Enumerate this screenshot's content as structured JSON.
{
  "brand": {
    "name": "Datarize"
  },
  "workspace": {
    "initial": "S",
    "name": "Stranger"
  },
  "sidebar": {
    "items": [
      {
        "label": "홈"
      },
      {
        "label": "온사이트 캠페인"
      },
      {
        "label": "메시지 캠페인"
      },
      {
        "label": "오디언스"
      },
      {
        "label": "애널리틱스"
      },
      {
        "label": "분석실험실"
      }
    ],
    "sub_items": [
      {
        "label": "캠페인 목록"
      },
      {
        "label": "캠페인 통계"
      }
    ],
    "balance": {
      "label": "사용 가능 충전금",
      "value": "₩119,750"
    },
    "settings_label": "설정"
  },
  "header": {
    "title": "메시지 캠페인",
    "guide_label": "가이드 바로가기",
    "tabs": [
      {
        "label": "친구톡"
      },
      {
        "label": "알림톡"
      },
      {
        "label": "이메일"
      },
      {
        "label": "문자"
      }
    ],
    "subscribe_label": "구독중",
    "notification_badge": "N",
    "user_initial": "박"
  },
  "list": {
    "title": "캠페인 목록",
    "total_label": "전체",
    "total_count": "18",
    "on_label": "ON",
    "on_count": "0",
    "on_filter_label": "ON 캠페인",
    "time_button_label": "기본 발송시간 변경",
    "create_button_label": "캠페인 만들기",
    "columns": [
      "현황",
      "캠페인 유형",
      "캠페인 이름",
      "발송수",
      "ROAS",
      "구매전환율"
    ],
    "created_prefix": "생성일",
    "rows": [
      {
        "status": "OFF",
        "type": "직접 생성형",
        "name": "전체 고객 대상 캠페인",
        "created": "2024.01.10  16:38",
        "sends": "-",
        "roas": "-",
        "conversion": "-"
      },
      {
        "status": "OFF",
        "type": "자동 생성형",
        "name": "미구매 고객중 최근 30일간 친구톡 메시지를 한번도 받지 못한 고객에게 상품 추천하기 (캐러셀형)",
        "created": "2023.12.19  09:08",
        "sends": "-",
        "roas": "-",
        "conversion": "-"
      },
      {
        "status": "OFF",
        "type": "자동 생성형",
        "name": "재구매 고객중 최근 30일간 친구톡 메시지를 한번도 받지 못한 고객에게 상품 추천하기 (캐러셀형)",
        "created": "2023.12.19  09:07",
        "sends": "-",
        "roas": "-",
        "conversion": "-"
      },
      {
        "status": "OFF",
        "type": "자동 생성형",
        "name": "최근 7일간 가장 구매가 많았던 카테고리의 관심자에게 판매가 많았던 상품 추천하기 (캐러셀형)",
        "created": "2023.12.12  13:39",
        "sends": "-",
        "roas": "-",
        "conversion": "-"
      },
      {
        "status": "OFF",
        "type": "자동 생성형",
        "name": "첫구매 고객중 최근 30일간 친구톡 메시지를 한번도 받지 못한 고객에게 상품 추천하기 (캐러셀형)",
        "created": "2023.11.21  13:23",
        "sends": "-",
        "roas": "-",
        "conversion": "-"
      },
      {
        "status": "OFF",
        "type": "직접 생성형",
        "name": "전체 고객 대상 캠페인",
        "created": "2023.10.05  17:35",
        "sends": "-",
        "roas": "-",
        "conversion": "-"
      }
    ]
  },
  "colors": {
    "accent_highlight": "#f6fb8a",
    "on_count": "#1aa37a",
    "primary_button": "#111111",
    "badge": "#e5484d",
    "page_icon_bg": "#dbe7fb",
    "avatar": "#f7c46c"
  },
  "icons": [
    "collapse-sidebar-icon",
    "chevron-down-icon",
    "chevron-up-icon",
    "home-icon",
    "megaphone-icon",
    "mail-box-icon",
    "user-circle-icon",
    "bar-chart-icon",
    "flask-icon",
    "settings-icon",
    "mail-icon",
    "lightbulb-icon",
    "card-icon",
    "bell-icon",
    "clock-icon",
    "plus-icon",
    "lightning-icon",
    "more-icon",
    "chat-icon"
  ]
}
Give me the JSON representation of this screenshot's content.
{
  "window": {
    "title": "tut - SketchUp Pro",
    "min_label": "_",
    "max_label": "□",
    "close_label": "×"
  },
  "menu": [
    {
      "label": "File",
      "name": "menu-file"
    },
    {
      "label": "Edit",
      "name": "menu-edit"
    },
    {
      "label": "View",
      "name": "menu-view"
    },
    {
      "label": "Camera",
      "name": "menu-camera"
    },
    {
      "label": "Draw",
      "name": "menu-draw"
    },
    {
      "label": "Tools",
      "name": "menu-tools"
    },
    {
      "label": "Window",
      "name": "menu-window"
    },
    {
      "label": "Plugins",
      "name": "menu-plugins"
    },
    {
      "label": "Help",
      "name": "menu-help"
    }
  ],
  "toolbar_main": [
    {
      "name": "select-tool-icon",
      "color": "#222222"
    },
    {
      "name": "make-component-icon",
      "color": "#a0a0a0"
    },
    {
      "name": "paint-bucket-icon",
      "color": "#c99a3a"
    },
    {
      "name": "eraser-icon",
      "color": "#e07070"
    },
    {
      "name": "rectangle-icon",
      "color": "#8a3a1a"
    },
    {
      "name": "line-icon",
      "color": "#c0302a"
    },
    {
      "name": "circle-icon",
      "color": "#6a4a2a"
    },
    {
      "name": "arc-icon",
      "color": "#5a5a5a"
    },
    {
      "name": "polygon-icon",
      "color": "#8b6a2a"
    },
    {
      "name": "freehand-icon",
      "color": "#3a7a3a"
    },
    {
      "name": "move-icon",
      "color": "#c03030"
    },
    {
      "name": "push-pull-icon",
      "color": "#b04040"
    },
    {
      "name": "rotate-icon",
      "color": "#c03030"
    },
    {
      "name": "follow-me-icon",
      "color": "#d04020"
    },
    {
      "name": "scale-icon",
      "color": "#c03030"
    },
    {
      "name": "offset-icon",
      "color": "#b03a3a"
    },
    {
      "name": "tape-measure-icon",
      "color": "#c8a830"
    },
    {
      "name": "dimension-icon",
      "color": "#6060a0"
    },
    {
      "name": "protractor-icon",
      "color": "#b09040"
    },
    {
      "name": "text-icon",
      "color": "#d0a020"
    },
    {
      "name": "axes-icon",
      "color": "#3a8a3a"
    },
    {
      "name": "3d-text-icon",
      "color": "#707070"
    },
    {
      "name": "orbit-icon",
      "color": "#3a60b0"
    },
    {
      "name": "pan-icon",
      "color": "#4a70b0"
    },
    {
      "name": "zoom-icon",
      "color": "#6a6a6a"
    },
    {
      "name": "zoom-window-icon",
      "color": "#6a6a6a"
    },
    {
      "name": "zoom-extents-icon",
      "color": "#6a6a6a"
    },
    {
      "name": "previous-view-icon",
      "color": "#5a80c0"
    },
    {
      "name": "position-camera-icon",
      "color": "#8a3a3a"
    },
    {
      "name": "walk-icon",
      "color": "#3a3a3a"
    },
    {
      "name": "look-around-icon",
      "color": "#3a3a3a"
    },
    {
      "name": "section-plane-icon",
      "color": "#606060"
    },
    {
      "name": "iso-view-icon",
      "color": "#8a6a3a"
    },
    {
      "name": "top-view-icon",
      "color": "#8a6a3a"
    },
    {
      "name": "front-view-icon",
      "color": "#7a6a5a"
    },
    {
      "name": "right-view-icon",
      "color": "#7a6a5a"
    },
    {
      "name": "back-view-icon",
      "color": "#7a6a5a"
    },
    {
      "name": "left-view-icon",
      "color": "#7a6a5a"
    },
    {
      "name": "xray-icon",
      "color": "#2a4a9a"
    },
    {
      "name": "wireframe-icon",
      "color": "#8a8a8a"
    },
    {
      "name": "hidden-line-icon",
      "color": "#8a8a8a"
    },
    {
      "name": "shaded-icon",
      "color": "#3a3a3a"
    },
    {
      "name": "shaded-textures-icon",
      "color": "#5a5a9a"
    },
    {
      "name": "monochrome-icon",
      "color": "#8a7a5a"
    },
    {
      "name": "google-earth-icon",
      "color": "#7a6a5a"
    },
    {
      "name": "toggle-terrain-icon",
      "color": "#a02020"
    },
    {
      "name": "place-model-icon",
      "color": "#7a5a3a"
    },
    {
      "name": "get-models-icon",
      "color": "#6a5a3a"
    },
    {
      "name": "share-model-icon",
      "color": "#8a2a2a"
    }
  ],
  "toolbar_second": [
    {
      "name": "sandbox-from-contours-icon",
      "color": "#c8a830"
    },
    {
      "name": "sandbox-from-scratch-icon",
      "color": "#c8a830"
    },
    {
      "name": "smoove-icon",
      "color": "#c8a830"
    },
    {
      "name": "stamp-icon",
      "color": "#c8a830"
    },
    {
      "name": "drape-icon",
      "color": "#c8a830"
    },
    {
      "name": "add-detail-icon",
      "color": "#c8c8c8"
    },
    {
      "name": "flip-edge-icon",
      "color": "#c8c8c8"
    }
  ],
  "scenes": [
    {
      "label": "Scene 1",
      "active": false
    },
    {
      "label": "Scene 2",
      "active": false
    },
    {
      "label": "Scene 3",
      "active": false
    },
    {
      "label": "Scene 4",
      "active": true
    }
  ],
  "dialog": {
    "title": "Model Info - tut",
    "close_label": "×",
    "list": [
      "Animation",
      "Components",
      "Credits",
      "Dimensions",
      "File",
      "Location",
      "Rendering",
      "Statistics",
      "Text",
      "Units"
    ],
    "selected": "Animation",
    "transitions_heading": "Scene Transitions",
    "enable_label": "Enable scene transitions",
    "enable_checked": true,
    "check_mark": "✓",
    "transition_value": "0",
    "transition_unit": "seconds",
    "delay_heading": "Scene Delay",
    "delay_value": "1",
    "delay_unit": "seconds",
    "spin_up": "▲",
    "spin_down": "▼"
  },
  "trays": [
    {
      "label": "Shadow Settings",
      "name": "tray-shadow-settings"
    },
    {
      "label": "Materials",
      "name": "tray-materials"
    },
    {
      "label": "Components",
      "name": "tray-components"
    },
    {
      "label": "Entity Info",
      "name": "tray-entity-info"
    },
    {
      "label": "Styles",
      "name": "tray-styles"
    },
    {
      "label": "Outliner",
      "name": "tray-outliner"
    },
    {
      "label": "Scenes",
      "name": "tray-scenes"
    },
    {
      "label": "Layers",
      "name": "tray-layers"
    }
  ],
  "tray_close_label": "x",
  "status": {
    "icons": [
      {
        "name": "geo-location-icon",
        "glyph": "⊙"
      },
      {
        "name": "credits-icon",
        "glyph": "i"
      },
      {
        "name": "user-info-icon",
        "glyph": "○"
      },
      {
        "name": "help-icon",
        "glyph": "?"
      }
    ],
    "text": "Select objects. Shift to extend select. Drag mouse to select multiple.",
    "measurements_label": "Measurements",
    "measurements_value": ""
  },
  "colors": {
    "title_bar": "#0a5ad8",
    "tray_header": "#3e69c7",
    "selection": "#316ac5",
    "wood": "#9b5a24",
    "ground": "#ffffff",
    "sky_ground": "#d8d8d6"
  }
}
——————
## GIVEN PROBLEM:
Read the entries and pick out all lines that include the word "shaded".

## PROBLEM SOLUTION:
      "name": "shaded-icon",
      "name": "shaded-textures-icon",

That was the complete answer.